━━━ Dataset

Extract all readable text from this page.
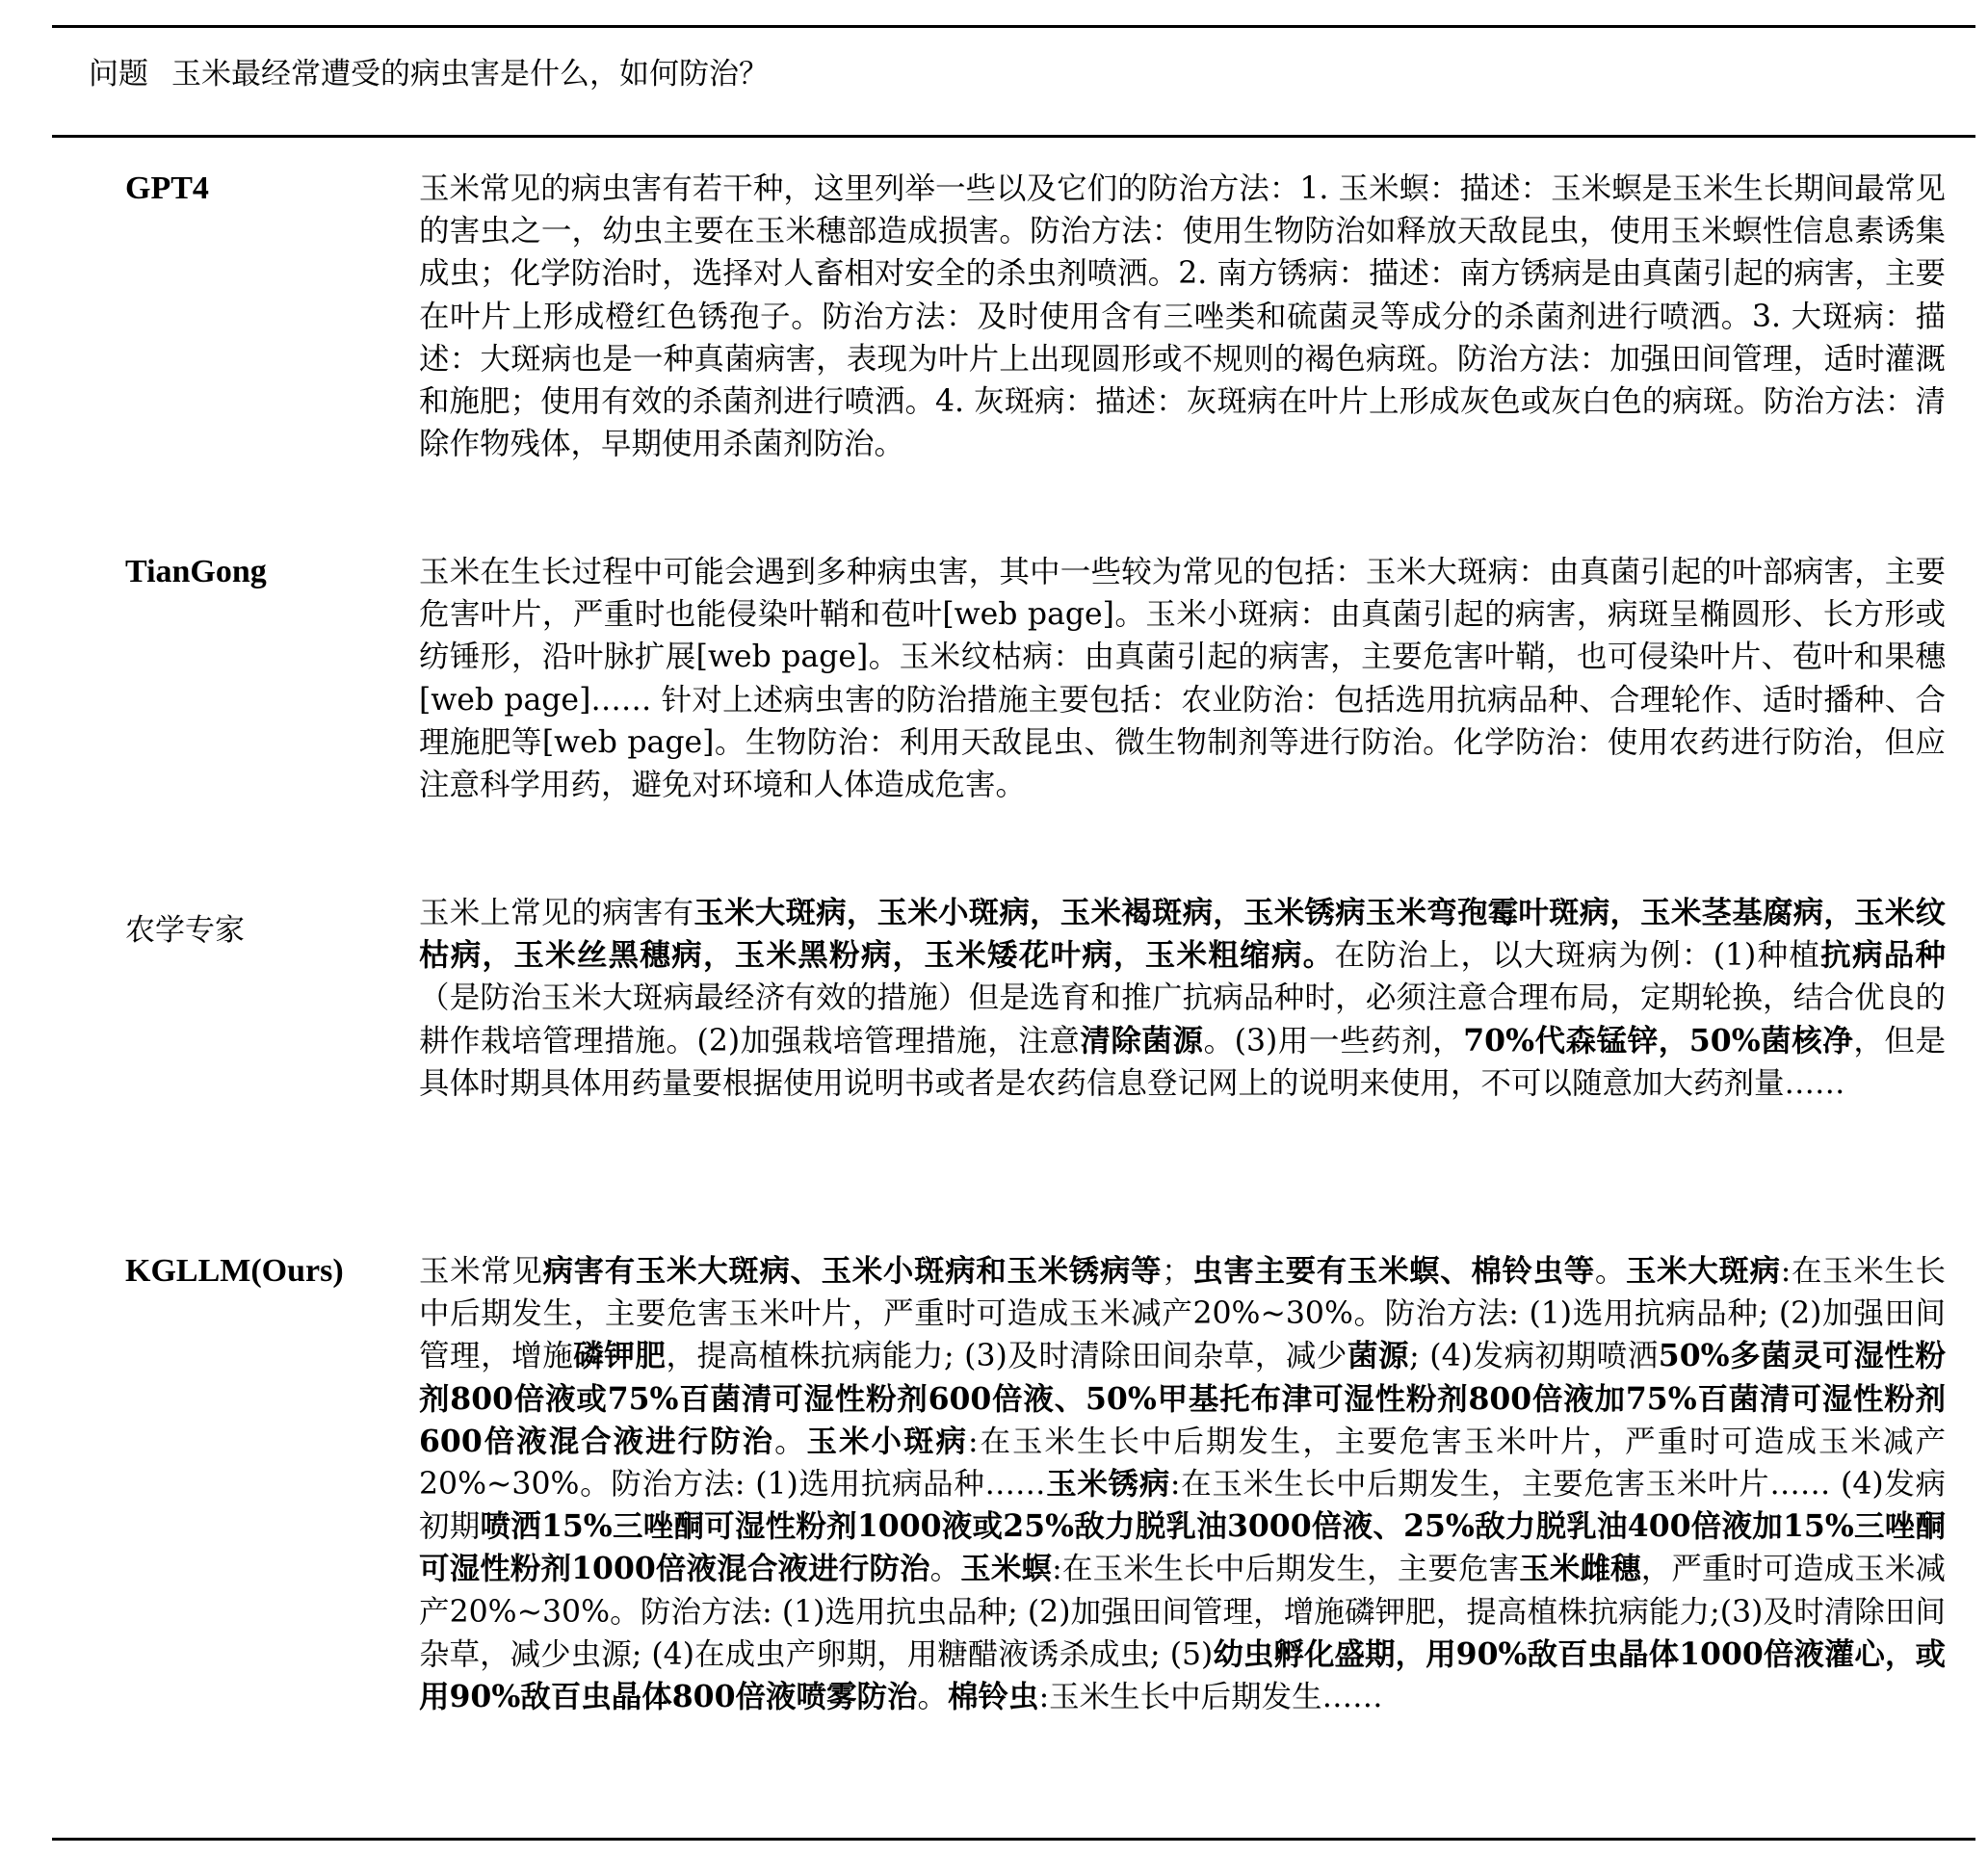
问题 玉米最经常遭受的病虫害是什么，如何防治？
GPT4	玉米常见的病虫害有若干种，这里列举一些以及它们的防治方法：1. 玉米螟：描述：玉米螟是玉米生长期间最常见的害虫之一，幼虫主要在玉米穗部造成损害。防治方法：使用生物防治如释放天敌昆虫，使用玉米螟性信息素诱集成虫；化学防治时，选择对人畜相对安全的杀虫剂喷洒。2. 南方锈病：描述：南方锈病是由真菌引起的病害，主要在叶片上形成橙红色锈孢子。防治方法：及时使用含有三唑类和硫菌灵等成分的杀菌剂进行喷洒。3. 大斑病：描述：大斑病也是一种真菌病害，表现为叶片上出现圆形或不规则的褐色病斑。防治方法：加强田间管理，适时灌溉和施肥；使用有效的杀菌剂进行喷洒。4. 灰斑病：描述：灰斑病在叶片上形成灰色或灰白色的病斑。防治方法：清除作物残体，早期使用杀菌剂防治。

TianGong	玉米在生长过程中可能会遇到多种病虫害，其中一些较为常见的包括：玉米大斑病：由真菌引起的叶部病害，主要危害叶片，严重时也能侵染叶鞘和苞叶[web page]。玉米小斑病：由真菌引起的病害，病斑呈椭圆形、长方形或纺锤形，沿叶脉扩展[web page]。玉米纹枯病：由真菌引起的病害，主要危害叶鞘，也可侵染叶片、苞叶和果穗[web page]…… 针对上述病虫害的防治措施主要包括：农业防治：包括选用抗病品种、合理轮作、适时播种、合理施肥等[web page]。生物防治：利用天敌昆虫、微生物制剂等进行防治。化学防治：使用农药进行防治，但应注意科学用药，避免对环境和人体造成危害。

农学专家	玉米上常见的病害有玉米大斑病，玉米小斑病，玉米褐斑病，玉米锈病玉米弯孢霉叶斑病，玉米茎基腐病，玉米纹枯病，玉米丝黑穗病，玉米黑粉病，玉米矮花叶病，玉米粗缩病。在防治上，以大斑病为例：(1)种植抗病品种（是防治玉米大斑病最经济有效的措施）但是选育和推广抗病品种时，必须注意合理布局，定期轮换，结合优良的耕作栽培管理措施。(2)加强栽培管理措施，注意清除菌源。(3)用一些药剂，70%代森锰锌，50%菌核净，但是具体时期具体用药量要根据使用说明书或者是农药信息登记网上的说明来使用，不可以随意加大药剂量……

KGLLM(Ours) 玉米常见病害有玉米大斑病、玉米小斑病和玉米锈病等；虫害主要有玉米螟、棉铃虫等。玉米大斑病:在玉米生长中后期发生，主要危害玉米叶片，严重时可造成玉米减产20%~30%。防治方法: (1)选用抗病品种; (2)加强田间管理，增施磷钾肥，提高植株抗病能力; (3)及时清除田间杂草，减少菌源; (4)发病初期喷洒50%多菌灵可湿性粉剂800倍液或75%百菌清可湿性粉剂600倍液、50%甲基托布津可湿性粉剂800倍液加75%百菌清可湿性粉剂600倍液混合液进行防治。玉米小斑病:在玉米生长中后期发生，主要危害玉米叶片，严重时可造成玉米减产20%~30%。防治方法: (1)选用抗病品种……玉米锈病:在玉米生长中后期发生，主要危害玉米叶片…… (4)发病初期喷洒15%三唑酮可湿性粉剂1000液或25%敌力脱乳油3000倍液、25%敌力脱乳油400倍液加15%三唑酮可湿性粉剂1000倍液混合液进行防治。玉米螟:在玉米生长中后期发生，主要危害玉米雌穗，严重时可造成玉米减产20%~30%。防治方法: (1)选用抗虫品种; (2)加强田间管理，增施磷钾肥，提高植株抗病能力;(3)及时清除田间杂草，减少虫源; (4)在成虫产卵期，用糖醋液诱杀成虫; (5)幼虫孵化盛期，用90%敌百虫晶体1000倍液灌心，或用90%敌百虫晶体800倍液喷雾防治。棉铃虫:玉米生长中后期发生……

━━━━━━

Exercise requirements
Scan the lines for the string "玉米纹枯病". Copy out each line that matches.

Output for this task
TianGong	玉米在生长过程中可能会遇到多种病虫害，其中一些较为常见的包括：玉米大斑病：由真菌引起的叶部病害，主要危害叶片，严重时也能侵染叶鞘和苞叶[web page]。玉米小斑病：由真菌引起的病害，病斑呈椭圆形、长方形或纺锤形，沿叶脉扩展[web page]。玉米纹枯病：由真菌引起的病害，主要危害叶鞘，也可侵染叶片、苞叶和果穗[web page]…… 针对上述病虫害的防治措施主要包括：农业防治：包括选用抗病品种、合理轮作、适时播种、合理施肥等[web page]。生物防治：利用天敌昆虫、微生物制剂等进行防治。化学防治：使用农药进行防治，但应注意科学用药，避免对环境和人体造成危害。
农学专家	玉米上常见的病害有玉米大斑病，玉米小斑病，玉米褐斑病，玉米锈病玉米弯孢霉叶斑病，玉米茎基腐病，玉米纹枯病，玉米丝黑穗病，玉米黑粉病，玉米矮花叶病，玉米粗缩病。在防治上，以大斑病为例：(1)种植抗病品种（是防治玉米大斑病最经济有效的措施）但是选育和推广抗病品种时，必须注意合理布局，定期轮换，结合优良的耕作栽培管理措施。(2)加强栽培管理措施，注意清除菌源。(3)用一些药剂，70%代森锰锌，50%菌核净，但是具体时期具体用药量要根据使用说明书或者是农药信息登记网上的说明来使用，不可以随意加大药剂量……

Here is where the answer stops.